● **PROBLEM**: Copy the items below word for word, starting at their first line and ending at the line that contains "y-tick-label: 0.75 xyxy=(103,882,170,917)", with both of those lines included.

● **SUPPLIED MATERIAL**:
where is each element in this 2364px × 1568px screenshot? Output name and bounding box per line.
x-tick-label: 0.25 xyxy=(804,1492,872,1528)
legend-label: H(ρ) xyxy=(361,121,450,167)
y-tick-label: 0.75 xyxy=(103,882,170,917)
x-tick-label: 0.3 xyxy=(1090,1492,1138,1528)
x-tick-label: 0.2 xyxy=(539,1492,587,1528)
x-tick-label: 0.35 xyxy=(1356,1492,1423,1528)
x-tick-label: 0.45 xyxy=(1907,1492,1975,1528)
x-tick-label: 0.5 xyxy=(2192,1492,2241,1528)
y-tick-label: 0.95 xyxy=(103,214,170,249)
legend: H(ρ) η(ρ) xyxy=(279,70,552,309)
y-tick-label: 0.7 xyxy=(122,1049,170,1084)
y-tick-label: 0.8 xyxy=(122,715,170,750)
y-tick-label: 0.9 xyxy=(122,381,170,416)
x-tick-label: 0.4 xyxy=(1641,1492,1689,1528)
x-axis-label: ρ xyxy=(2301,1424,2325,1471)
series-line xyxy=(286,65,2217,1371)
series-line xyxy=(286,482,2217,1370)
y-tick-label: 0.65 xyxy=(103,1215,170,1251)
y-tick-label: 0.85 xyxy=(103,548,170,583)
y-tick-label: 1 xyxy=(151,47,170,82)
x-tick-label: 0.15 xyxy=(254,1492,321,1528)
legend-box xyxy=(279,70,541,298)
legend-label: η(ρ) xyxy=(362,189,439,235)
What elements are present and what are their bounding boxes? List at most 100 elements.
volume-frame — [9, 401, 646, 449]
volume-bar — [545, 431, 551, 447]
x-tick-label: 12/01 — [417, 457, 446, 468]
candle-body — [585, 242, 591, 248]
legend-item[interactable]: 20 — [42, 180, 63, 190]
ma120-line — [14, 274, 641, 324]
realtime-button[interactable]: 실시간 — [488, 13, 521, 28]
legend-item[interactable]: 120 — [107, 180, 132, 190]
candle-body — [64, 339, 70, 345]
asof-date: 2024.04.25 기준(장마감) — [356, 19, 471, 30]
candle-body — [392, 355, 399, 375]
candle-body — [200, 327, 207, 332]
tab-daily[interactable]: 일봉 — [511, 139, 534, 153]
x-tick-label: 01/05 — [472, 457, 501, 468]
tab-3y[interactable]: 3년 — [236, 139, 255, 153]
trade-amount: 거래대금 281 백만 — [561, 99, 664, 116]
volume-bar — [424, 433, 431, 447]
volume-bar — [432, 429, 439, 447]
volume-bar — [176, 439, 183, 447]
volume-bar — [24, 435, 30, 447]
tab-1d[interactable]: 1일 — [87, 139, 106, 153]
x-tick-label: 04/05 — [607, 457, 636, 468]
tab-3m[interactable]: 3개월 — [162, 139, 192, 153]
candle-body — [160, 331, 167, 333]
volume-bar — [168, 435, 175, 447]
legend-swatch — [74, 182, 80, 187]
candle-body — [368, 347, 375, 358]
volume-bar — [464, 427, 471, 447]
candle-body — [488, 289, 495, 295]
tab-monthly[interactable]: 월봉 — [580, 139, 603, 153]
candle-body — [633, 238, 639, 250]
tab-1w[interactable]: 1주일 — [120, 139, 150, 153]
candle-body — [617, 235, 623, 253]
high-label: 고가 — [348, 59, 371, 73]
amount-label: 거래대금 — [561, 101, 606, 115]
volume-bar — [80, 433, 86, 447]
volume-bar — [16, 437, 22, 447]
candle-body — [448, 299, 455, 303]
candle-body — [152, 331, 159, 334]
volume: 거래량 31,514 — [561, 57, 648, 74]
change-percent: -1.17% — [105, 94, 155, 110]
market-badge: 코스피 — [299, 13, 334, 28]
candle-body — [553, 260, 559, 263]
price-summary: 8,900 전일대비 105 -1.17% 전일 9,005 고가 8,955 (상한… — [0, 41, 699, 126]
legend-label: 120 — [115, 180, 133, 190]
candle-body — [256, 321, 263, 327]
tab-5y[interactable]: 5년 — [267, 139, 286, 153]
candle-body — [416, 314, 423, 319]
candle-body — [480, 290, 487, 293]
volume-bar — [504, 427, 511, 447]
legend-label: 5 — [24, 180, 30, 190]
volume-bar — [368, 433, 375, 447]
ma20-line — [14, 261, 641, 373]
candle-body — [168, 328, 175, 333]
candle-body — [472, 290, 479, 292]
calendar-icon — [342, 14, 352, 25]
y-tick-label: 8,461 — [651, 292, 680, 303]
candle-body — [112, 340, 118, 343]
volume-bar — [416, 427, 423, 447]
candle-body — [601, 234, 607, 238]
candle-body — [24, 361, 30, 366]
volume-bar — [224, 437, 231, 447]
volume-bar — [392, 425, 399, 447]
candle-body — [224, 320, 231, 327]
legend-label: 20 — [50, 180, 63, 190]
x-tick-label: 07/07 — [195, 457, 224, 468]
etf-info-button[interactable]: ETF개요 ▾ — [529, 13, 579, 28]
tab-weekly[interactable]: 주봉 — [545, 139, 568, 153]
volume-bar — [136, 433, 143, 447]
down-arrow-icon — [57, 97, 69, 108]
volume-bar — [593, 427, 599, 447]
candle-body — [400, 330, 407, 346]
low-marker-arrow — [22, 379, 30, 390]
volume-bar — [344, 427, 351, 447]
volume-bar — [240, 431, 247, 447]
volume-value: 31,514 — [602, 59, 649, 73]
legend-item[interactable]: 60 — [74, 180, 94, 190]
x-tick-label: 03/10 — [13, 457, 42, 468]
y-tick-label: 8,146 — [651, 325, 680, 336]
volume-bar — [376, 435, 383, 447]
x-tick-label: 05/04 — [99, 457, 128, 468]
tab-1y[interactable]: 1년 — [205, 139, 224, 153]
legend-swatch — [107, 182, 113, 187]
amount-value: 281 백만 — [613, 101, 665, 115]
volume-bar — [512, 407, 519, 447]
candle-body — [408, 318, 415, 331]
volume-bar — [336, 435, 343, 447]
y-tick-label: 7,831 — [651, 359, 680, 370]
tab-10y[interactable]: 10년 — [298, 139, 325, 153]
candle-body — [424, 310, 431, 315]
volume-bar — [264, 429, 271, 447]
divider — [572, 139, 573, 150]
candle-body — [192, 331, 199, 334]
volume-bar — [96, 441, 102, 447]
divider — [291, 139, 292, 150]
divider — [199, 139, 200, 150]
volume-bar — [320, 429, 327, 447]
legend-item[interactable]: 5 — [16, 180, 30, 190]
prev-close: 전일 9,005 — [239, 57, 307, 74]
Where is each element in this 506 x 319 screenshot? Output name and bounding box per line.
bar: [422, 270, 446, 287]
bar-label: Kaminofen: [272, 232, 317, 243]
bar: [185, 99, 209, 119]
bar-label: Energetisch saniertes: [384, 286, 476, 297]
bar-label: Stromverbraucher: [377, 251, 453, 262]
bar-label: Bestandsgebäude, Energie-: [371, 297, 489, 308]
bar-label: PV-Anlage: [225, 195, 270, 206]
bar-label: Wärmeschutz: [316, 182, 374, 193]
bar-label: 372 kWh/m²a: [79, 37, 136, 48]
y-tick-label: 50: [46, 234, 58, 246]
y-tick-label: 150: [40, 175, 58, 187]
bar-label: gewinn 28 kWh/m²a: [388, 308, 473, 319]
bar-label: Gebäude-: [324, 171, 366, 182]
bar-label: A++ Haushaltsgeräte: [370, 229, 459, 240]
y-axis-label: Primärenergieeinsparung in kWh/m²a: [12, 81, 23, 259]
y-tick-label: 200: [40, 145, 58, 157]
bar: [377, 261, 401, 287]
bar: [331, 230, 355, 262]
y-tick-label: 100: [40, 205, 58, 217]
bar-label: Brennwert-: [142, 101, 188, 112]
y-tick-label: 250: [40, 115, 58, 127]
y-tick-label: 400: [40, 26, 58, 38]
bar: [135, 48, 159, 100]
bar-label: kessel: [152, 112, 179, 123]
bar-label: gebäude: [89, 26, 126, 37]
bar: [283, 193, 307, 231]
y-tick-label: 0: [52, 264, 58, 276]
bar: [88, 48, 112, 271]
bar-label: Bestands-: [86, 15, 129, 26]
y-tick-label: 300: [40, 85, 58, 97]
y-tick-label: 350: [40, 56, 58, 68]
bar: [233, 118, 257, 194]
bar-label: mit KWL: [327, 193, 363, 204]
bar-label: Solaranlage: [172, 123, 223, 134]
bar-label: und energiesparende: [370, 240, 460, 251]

● **EXPECTED OUTPUT**:
where is each element in this 2364px × 1568px screenshot? Output name and bounding box per line.
x-tick-label: 0.25 xyxy=(804,1492,872,1528)
legend-label: H(ρ) xyxy=(361,121,450,167)
y-tick-label: 0.75 xyxy=(103,882,170,917)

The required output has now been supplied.